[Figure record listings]
-- Begin --
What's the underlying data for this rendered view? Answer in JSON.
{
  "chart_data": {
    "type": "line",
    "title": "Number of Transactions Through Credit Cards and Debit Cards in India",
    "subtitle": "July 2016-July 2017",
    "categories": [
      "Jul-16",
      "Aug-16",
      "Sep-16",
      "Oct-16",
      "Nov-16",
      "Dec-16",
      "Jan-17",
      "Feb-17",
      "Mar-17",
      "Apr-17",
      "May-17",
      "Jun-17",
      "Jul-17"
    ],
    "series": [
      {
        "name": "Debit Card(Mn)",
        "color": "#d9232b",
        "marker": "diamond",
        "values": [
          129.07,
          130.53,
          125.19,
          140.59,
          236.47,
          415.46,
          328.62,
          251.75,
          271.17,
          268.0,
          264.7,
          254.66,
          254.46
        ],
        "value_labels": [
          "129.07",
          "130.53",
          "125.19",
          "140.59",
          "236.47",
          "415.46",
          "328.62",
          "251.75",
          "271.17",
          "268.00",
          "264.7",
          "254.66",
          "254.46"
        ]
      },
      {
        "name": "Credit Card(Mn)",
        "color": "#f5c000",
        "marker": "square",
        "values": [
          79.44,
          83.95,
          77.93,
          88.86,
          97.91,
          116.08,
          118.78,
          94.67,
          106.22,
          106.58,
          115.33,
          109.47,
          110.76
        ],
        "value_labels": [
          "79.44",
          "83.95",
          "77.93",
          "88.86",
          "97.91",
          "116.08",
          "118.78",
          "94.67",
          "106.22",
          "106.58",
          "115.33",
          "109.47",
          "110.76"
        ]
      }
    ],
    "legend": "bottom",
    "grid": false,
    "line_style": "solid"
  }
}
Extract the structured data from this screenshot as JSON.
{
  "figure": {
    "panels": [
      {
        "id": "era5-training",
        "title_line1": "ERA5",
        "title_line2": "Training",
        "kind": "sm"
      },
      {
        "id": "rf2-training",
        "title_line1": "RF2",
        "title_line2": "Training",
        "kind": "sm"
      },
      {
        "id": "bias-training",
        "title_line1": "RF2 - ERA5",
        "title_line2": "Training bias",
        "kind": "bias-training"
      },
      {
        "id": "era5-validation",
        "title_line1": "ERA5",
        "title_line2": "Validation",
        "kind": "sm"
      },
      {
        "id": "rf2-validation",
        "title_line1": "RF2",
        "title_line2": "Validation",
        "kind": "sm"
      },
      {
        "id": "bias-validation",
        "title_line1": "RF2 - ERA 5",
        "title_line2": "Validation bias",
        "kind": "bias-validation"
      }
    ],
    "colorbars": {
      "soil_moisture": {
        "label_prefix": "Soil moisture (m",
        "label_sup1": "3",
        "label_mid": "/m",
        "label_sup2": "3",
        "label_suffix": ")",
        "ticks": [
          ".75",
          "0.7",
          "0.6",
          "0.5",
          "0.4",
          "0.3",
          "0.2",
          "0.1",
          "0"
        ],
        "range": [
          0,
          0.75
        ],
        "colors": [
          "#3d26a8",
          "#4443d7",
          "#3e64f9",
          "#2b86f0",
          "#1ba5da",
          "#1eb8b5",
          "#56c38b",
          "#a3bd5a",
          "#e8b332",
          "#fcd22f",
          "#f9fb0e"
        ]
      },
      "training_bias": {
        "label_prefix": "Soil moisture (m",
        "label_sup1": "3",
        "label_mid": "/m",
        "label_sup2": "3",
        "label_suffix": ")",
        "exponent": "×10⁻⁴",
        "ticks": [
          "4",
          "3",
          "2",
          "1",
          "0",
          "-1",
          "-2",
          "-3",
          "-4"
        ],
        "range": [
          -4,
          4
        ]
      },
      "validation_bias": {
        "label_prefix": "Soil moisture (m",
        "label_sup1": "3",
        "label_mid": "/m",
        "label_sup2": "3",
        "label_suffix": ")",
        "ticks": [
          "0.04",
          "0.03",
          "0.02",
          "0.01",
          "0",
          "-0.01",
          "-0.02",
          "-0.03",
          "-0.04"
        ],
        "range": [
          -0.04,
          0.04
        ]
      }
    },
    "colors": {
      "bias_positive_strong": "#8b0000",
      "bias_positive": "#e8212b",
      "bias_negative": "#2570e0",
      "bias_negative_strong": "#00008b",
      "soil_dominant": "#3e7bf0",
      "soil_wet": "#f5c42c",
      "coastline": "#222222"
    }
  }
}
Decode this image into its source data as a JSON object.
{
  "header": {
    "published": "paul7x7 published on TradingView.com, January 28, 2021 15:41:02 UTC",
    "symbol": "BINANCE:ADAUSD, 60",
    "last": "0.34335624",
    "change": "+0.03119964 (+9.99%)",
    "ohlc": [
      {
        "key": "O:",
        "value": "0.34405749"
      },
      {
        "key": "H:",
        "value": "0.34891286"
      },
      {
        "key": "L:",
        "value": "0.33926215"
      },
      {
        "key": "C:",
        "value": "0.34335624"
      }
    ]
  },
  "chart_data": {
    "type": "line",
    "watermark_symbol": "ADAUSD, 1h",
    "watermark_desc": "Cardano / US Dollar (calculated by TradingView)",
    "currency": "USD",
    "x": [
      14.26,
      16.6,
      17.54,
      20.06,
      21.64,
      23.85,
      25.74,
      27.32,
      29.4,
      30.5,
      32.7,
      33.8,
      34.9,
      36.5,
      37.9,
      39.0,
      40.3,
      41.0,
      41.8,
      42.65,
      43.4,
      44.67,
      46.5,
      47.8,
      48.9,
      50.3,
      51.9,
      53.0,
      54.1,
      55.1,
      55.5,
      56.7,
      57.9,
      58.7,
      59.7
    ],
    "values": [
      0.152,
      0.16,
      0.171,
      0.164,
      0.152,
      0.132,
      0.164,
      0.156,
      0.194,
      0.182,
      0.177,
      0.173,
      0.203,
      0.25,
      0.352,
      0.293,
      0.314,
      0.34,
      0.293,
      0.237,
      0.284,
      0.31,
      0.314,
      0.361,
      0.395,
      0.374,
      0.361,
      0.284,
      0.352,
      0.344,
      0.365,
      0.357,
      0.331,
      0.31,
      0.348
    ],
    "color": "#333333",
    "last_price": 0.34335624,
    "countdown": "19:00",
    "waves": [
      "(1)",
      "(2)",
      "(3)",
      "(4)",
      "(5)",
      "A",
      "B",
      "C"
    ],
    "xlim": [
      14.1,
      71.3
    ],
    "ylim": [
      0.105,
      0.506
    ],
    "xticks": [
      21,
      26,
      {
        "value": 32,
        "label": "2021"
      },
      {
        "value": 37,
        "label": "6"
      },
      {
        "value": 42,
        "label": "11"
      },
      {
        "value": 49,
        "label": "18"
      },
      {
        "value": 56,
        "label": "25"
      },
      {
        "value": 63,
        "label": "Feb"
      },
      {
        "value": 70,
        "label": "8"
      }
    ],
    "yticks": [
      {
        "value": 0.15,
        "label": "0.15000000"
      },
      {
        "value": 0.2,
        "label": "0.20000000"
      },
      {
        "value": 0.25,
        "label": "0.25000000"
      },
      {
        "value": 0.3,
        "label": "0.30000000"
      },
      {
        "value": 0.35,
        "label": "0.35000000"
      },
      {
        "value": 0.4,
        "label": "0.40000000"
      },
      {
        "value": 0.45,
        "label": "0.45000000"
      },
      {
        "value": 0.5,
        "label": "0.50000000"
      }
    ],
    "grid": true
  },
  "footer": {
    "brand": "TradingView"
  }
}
-- End --
Your task is to reproduce all of the records exactly.

*FINAL RESULT*
What's the underlying data for this rendered view? Answer in JSON.
{
  "chart_data": {
    "type": "line",
    "title": "Number of Transactions Through Credit Cards and Debit Cards in India",
    "subtitle": "July 2016-July 2017",
    "categories": [
      "Jul-16",
      "Aug-16",
      "Sep-16",
      "Oct-16",
      "Nov-16",
      "Dec-16",
      "Jan-17",
      "Feb-17",
      "Mar-17",
      "Apr-17",
      "May-17",
      "Jun-17",
      "Jul-17"
    ],
    "series": [
      {
        "name": "Debit Card(Mn)",
        "color": "#d9232b",
        "marker": "diamond",
        "values": [
          129.07,
          130.53,
          125.19,
          140.59,
          236.47,
          415.46,
          328.62,
          251.75,
          271.17,
          268.0,
          264.7,
          254.66,
          254.46
        ],
        "value_labels": [
          "129.07",
          "130.53",
          "125.19",
          "140.59",
          "236.47",
          "415.46",
          "328.62",
          "251.75",
          "271.17",
          "268.00",
          "264.7",
          "254.66",
          "254.46"
        ]
      },
      {
        "name": "Credit Card(Mn)",
        "color": "#f5c000",
        "marker": "square",
        "values": [
          79.44,
          83.95,
          77.93,
          88.86,
          97.91,
          116.08,
          118.78,
          94.67,
          106.22,
          106.58,
          115.33,
          109.47,
          110.76
        ],
        "value_labels": [
          "79.44",
          "83.95",
          "77.93",
          "88.86",
          "97.91",
          "116.08",
          "118.78",
          "94.67",
          "106.22",
          "106.58",
          "115.33",
          "109.47",
          "110.76"
        ]
      }
    ],
    "legend": "bottom",
    "grid": false,
    "line_style": "solid"
  }
}
Extract the structured data from this screenshot as JSON.
{
  "figure": {
    "panels": [
      {
        "id": "era5-training",
        "title_line1": "ERA5",
        "title_line2": "Training",
        "kind": "sm"
      },
      {
        "id": "rf2-training",
        "title_line1": "RF2",
        "title_line2": "Training",
        "kind": "sm"
      },
      {
        "id": "bias-training",
        "title_line1": "RF2 - ERA5",
        "title_line2": "Training bias",
        "kind": "bias-training"
      },
      {
        "id": "era5-validation",
        "title_line1": "ERA5",
        "title_line2": "Validation",
        "kind": "sm"
      },
      {
        "id": "rf2-validation",
        "title_line1": "RF2",
        "title_line2": "Validation",
        "kind": "sm"
      },
      {
        "id": "bias-validation",
        "title_line1": "RF2 - ERA 5",
        "title_line2": "Validation bias",
        "kind": "bias-validation"
      }
    ],
    "colorbars": {
      "soil_moisture": {
        "label_prefix": "Soil moisture (m",
        "label_sup1": "3",
        "label_mid": "/m",
        "label_sup2": "3",
        "label_suffix": ")",
        "ticks": [
          ".75",
          "0.7",
          "0.6",
          "0.5",
          "0.4",
          "0.3",
          "0.2",
          "0.1",
          "0"
        ],
        "range": [
          0,
          0.75
        ],
        "colors": [
          "#3d26a8",
          "#4443d7",
          "#3e64f9",
          "#2b86f0",
          "#1ba5da",
          "#1eb8b5",
          "#56c38b",
          "#a3bd5a",
          "#e8b332",
          "#fcd22f",
          "#f9fb0e"
        ]
      },
      "training_bias": {
        "label_prefix": "Soil moisture (m",
        "label_sup1": "3",
        "label_mid": "/m",
        "label_sup2": "3",
        "label_suffix": ")",
        "exponent": "×10⁻⁴",
        "ticks": [
          "4",
          "3",
          "2",
          "1",
          "0",
          "-1",
          "-2",
          "-3",
          "-4"
        ],
        "range": [
          -4,
          4
        ]
      },
      "validation_bias": {
        "label_prefix": "Soil moisture (m",
        "label_sup1": "3",
        "label_mid": "/m",
        "label_sup2": "3",
        "label_suffix": ")",
        "ticks": [
          "0.04",
          "0.03",
          "0.02",
          "0.01",
          "0",
          "-0.01",
          "-0.02",
          "-0.03",
          "-0.04"
        ],
        "range": [
          -0.04,
          0.04
        ]
      }
    },
    "colors": {
      "bias_positive_strong": "#8b0000",
      "bias_positive": "#e8212b",
      "bias_negative": "#2570e0",
      "bias_negative_strong": "#00008b",
      "soil_dominant": "#3e7bf0",
      "soil_wet": "#f5c42c",
      "coastline": "#222222"
    }
  }
}
Decode this image into its source data as a JSON object.
{
  "header": {
    "published": "paul7x7 published on TradingView.com, January 28, 2021 15:41:02 UTC",
    "symbol": "BINANCE:ADAUSD, 60",
    "last": "0.34335624",
    "change": "+0.03119964 (+9.99%)",
    "ohlc": [
      {
        "key": "O:",
        "value": "0.34405749"
      },
      {
        "key": "H:",
        "value": "0.34891286"
      },
      {
        "key": "L:",
        "value": "0.33926215"
      },
      {
        "key": "C:",
        "value": "0.34335624"
      }
    ]
  },
  "chart_data": {
    "type": "line",
    "watermark_symbol": "ADAUSD, 1h",
    "watermark_desc": "Cardano / US Dollar (calculated by TradingView)",
    "currency": "USD",
    "x": [
      14.26,
      16.6,
      17.54,
      20.06,
      21.64,
      23.85,
      25.74,
      27.32,
      29.4,
      30.5,
      32.7,
      33.8,
      34.9,
      36.5,
      37.9,
      39.0,
      40.3,
      41.0,
      41.8,
      42.65,
      43.4,
      44.67,
      46.5,
      47.8,
      48.9,
      50.3,
      51.9,
      53.0,
      54.1,
      55.1,
      55.5,
      56.7,
      57.9,
      58.7,
      59.7
    ],
    "values": [
      0.152,
      0.16,
      0.171,
      0.164,
      0.152,
      0.132,
      0.164,
      0.156,
      0.194,
      0.182,
      0.177,
      0.173,
      0.203,
      0.25,
      0.352,
      0.293,
      0.314,
      0.34,
      0.293,
      0.237,
      0.284,
      0.31,
      0.314,
      0.361,
      0.395,
      0.374,
      0.361,
      0.284,
      0.352,
      0.344,
      0.365,
      0.357,
      0.331,
      0.31,
      0.348
    ],
    "color": "#333333",
    "last_price": 0.34335624,
    "countdown": "19:00",
    "waves": [
      "(1)",
      "(2)",
      "(3)",
      "(4)",
      "(5)",
      "A",
      "B",
      "C"
    ],
    "xlim": [
      14.1,
      71.3
    ],
    "ylim": [
      0.105,
      0.506
    ],
    "xticks": [
      21,
      26,
      {
        "value": 32,
        "label": "2021"
      },
      {
        "value": 37,
        "label": "6"
      },
      {
        "value": 42,
        "label": "11"
      },
      {
        "value": 49,
        "label": "18"
      },
      {
        "value": 56,
        "label": "25"
      },
      {
        "value": 63,
        "label": "Feb"
      },
      {
        "value": 70,
        "label": "8"
      }
    ],
    "yticks": [
      {
        "value": 0.15,
        "label": "0.15000000"
      },
      {
        "value": 0.2,
        "label": "0.20000000"
      },
      {
        "value": 0.25,
        "label": "0.25000000"
      },
      {
        "value": 0.3,
        "label": "0.30000000"
      },
      {
        "value": 0.35,
        "label": "0.35000000"
      },
      {
        "value": 0.4,
        "label": "0.40000000"
      },
      {
        "value": 0.45,
        "label": "0.45000000"
      },
      {
        "value": 0.5,
        "label": "0.50000000"
      }
    ],
    "grid": true
  },
  "footer": {
    "brand": "TradingView"
  }
}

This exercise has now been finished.